Brief -
Below are the records; locate each line with the word "label" and copy it.

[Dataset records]
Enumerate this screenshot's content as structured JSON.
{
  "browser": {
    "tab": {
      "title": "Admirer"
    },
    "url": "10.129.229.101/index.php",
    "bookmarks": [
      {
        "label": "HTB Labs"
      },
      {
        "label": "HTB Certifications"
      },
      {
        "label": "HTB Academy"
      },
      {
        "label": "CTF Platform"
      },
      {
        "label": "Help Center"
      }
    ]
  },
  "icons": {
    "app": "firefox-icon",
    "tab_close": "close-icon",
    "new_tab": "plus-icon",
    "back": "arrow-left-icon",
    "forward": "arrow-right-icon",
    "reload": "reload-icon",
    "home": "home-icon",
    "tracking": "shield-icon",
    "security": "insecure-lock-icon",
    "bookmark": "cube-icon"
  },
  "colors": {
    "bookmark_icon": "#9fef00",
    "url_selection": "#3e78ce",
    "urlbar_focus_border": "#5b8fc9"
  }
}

Result -
        "label": "HTB Labs"
        "label": "HTB Certifications"
        "label": "HTB Academy"
        "label": "CTF Platform"
        "label": "Help Center"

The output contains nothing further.